DOCUMENT PASSAGE>
*** Block opens ***

Ikaria became part of the sea empire of Polycrates, tyrant of Samos, during the 6th century BC. By the 5th century BC, the Ikarian cities of Oenoe and Thermae had become members of the Athenian-dominated Delian League. The island was again colonized by Samos in the 2nd century BC, around when the Tauropolion, the temple of Artemis, was built at Oenoe. Coins of the city represented Artemis and a bull. There was another, smaller temenos that was sacred to Artemis Tauropolos, at Nas, on the northwest coast of the island.

The seas around Ikaria, and especially to its north, had a fearsome reputation among the ancients. Homer likened its changeability to a crowd stirred by demagogy: "the gathering was stirred like the long sea-waves of the Ikarian main, which the East Wind or the South Wind has raised, rushing upon them from the clouds of father Zeus" (Iliad II, 145), and Horace, too, in the opening of his Odes associates "the African winds as they fight the Ikarian waves" with shattered ships (Odes I.i.15–6).

*** Block closes ***

ACTIVITY> In the Ikaria passage, extract the portion from "The seas around" up to and including "ships (Odes I.i.15–6).".

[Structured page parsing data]
*** Block opens ***

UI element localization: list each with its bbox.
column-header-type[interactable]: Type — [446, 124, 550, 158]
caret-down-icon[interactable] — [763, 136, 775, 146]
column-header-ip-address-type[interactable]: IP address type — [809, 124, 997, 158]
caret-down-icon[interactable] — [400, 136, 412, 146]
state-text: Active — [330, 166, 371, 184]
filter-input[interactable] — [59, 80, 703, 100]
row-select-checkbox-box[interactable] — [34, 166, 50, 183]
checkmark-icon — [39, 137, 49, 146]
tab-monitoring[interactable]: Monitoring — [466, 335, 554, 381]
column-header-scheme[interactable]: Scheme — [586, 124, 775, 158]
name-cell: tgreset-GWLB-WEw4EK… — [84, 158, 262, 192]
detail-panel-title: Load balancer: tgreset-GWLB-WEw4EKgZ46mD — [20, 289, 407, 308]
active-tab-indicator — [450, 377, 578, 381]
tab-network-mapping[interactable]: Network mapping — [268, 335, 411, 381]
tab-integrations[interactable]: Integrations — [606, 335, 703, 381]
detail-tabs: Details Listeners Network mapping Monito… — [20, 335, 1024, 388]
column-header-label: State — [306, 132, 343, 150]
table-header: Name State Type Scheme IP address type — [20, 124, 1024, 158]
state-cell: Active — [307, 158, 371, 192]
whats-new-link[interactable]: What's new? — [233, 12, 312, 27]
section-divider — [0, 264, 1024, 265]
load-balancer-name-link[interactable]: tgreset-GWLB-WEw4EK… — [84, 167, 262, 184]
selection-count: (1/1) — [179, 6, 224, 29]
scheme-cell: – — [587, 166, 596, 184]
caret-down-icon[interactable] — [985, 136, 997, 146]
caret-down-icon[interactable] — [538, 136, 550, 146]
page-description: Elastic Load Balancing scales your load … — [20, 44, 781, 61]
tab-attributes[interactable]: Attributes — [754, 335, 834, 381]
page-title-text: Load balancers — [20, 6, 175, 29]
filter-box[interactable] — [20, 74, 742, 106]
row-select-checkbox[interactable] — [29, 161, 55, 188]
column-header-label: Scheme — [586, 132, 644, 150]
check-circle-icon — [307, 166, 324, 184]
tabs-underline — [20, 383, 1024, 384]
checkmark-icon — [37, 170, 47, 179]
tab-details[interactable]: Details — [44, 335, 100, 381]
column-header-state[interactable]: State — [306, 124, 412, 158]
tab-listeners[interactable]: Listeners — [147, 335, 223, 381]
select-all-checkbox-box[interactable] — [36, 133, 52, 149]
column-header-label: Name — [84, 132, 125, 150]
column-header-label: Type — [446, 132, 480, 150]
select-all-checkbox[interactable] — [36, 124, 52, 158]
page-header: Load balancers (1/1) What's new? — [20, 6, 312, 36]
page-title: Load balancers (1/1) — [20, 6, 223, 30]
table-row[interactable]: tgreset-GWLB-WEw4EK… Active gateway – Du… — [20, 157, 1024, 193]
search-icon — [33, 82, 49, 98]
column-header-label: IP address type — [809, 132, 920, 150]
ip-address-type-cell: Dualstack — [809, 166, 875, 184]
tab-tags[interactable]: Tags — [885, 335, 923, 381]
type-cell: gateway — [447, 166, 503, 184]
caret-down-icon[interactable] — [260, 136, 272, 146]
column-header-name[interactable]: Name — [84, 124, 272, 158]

*** Block closes ***

ANSWER SPACE>
The seas around Ikaria, and especially to its north, had a fearsome reputation among the ancients. Homer likened its changeability to a crowd stirred by demagogy: "the gathering was stirred like the long sea-waves of the Ikarian main, which the East Wind or the South Wind has raised, rushing upon them from the clouds of father Zeus" (Iliad II, 145), and Horace, too, in the opening of his Odes associates "the African winds as they fight the Ikarian waves" with shattered ships (Odes I.i.15–6).